===== Material for this exercise
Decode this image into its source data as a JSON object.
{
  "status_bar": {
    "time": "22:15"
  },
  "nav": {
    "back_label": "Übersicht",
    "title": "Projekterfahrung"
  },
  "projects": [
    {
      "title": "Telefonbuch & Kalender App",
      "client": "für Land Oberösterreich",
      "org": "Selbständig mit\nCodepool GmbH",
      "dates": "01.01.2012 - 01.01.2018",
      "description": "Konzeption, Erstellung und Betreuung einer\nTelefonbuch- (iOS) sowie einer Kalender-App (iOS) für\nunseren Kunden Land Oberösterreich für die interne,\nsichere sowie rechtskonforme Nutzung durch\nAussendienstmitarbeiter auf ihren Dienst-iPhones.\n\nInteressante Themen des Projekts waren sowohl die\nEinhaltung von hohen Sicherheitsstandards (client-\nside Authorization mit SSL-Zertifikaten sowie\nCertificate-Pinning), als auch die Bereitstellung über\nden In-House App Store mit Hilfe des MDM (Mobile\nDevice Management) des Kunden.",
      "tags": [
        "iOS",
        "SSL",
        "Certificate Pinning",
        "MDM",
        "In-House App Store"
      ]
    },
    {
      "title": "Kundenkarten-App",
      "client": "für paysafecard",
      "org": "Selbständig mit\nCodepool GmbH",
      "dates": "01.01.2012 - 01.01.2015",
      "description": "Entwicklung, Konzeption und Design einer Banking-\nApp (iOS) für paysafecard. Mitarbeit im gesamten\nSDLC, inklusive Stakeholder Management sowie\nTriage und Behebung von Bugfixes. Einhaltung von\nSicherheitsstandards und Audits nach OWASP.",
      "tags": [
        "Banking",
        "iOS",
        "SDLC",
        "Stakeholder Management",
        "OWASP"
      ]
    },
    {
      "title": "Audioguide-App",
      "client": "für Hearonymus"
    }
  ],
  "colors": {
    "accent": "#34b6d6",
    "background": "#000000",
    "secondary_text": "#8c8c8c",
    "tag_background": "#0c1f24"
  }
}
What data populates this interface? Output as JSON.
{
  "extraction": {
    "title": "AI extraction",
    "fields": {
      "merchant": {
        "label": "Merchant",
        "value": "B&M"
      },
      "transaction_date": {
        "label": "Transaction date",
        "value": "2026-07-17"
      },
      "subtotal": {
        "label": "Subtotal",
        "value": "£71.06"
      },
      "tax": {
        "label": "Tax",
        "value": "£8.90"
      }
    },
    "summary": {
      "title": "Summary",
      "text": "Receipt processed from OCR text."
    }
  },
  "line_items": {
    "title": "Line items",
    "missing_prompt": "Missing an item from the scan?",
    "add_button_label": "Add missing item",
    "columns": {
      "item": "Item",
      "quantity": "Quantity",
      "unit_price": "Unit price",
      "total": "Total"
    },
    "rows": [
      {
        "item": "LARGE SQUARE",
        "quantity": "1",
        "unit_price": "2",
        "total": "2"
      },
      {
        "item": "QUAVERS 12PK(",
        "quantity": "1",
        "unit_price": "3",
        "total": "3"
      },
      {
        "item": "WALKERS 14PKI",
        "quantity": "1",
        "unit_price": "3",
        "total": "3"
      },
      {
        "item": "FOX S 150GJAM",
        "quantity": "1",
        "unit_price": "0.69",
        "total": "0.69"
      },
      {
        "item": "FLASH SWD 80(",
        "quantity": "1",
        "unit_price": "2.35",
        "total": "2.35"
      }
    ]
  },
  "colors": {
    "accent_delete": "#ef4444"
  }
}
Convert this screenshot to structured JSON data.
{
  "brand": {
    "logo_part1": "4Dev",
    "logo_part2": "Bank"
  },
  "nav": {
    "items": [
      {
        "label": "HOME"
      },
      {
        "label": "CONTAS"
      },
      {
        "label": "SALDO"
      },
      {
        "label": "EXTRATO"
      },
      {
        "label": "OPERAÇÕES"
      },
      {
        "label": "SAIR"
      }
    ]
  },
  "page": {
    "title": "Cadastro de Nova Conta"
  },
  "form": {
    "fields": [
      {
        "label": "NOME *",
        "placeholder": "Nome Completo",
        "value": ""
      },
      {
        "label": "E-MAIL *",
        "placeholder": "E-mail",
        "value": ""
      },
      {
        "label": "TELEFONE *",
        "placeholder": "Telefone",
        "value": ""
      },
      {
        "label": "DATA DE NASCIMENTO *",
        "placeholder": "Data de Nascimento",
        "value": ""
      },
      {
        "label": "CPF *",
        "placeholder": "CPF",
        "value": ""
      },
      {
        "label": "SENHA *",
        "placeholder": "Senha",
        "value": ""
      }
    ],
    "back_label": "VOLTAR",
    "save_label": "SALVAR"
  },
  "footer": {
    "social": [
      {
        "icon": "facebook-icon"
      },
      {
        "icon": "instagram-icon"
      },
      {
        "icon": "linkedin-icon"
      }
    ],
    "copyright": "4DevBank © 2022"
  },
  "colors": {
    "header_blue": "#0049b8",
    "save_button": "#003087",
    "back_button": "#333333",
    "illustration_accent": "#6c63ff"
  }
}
==========
What you have to do
Retype each record exactly, leaving nothing out.

Task answer
Decode this image into its source data as a JSON object.
{
  "status_bar": {
    "time": "22:15"
  },
  "nav": {
    "back_label": "Übersicht",
    "title": "Projekterfahrung"
  },
  "projects": [
    {
      "title": "Telefonbuch & Kalender App",
      "client": "für Land Oberösterreich",
      "org": "Selbständig mit\nCodepool GmbH",
      "dates": "01.01.2012 - 01.01.2018",
      "description": "Konzeption, Erstellung und Betreuung einer\nTelefonbuch- (iOS) sowie einer Kalender-App (iOS) für\nunseren Kunden Land Oberösterreich für die interne,\nsichere sowie rechtskonforme Nutzung durch\nAussendienstmitarbeiter auf ihren Dienst-iPhones.\n\nInteressante Themen des Projekts waren sowohl die\nEinhaltung von hohen Sicherheitsstandards (client-\nside Authorization mit SSL-Zertifikaten sowie\nCertificate-Pinning), als auch die Bereitstellung über\nden In-House App Store mit Hilfe des MDM (Mobile\nDevice Management) des Kunden.",
      "tags": [
        "iOS",
        "SSL",
        "Certificate Pinning",
        "MDM",
        "In-House App Store"
      ]
    },
    {
      "title": "Kundenkarten-App",
      "client": "für paysafecard",
      "org": "Selbständig mit\nCodepool GmbH",
      "dates": "01.01.2012 - 01.01.2015",
      "description": "Entwicklung, Konzeption und Design einer Banking-\nApp (iOS) für paysafecard. Mitarbeit im gesamten\nSDLC, inklusive Stakeholder Management sowie\nTriage und Behebung von Bugfixes. Einhaltung von\nSicherheitsstandards und Audits nach OWASP.",
      "tags": [
        "Banking",
        "iOS",
        "SDLC",
        "Stakeholder Management",
        "OWASP"
      ]
    },
    {
      "title": "Audioguide-App",
      "client": "für Hearonymus"
    }
  ],
  "colors": {
    "accent": "#34b6d6",
    "background": "#000000",
    "secondary_text": "#8c8c8c",
    "tag_background": "#0c1f24"
  }
}
What data populates this interface? Output as JSON.
{
  "extraction": {
    "title": "AI extraction",
    "fields": {
      "merchant": {
        "label": "Merchant",
        "value": "B&M"
      },
      "transaction_date": {
        "label": "Transaction date",
        "value": "2026-07-17"
      },
      "subtotal": {
        "label": "Subtotal",
        "value": "£71.06"
      },
      "tax": {
        "label": "Tax",
        "value": "£8.90"
      }
    },
    "summary": {
      "title": "Summary",
      "text": "Receipt processed from OCR text."
    }
  },
  "line_items": {
    "title": "Line items",
    "missing_prompt": "Missing an item from the scan?",
    "add_button_label": "Add missing item",
    "columns": {
      "item": "Item",
      "quantity": "Quantity",
      "unit_price": "Unit price",
      "total": "Total"
    },
    "rows": [
      {
        "item": "LARGE SQUARE",
        "quantity": "1",
        "unit_price": "2",
        "total": "2"
      },
      {
        "item": "QUAVERS 12PK(",
        "quantity": "1",
        "unit_price": "3",
        "total": "3"
      },
      {
        "item": "WALKERS 14PKI",
        "quantity": "1",
        "unit_price": "3",
        "total": "3"
      },
      {
        "item": "FOX S 150GJAM",
        "quantity": "1",
        "unit_price": "0.69",
        "total": "0.69"
      },
      {
        "item": "FLASH SWD 80(",
        "quantity": "1",
        "unit_price": "2.35",
        "total": "2.35"
      }
    ]
  },
  "colors": {
    "accent_delete": "#ef4444"
  }
}
Convert this screenshot to structured JSON data.
{
  "brand": {
    "logo_part1": "4Dev",
    "logo_part2": "Bank"
  },
  "nav": {
    "items": [
      {
        "label": "HOME"
      },
      {
        "label": "CONTAS"
      },
      {
        "label": "SALDO"
      },
      {
        "label": "EXTRATO"
      },
      {
        "label": "OPERAÇÕES"
      },
      {
        "label": "SAIR"
      }
    ]
  },
  "page": {
    "title": "Cadastro de Nova Conta"
  },
  "form": {
    "fields": [
      {
        "label": "NOME *",
        "placeholder": "Nome Completo",
        "value": ""
      },
      {
        "label": "E-MAIL *",
        "placeholder": "E-mail",
        "value": ""
      },
      {
        "label": "TELEFONE *",
        "placeholder": "Telefone",
        "value": ""
      },
      {
        "label": "DATA DE NASCIMENTO *",
        "placeholder": "Data de Nascimento",
        "value": ""
      },
      {
        "label": "CPF *",
        "placeholder": "CPF",
        "value": ""
      },
      {
        "label": "SENHA *",
        "placeholder": "Senha",
        "value": ""
      }
    ],
    "back_label": "VOLTAR",
    "save_label": "SALVAR"
  },
  "footer": {
    "social": [
      {
        "icon": "facebook-icon"
      },
      {
        "icon": "instagram-icon"
      },
      {
        "icon": "linkedin-icon"
      }
    ],
    "copyright": "4DevBank © 2022"
  },
  "colors": {
    "header_blue": "#0049b8",
    "save_button": "#003087",
    "back_button": "#333333",
    "illustration_accent": "#6c63ff"
  }
}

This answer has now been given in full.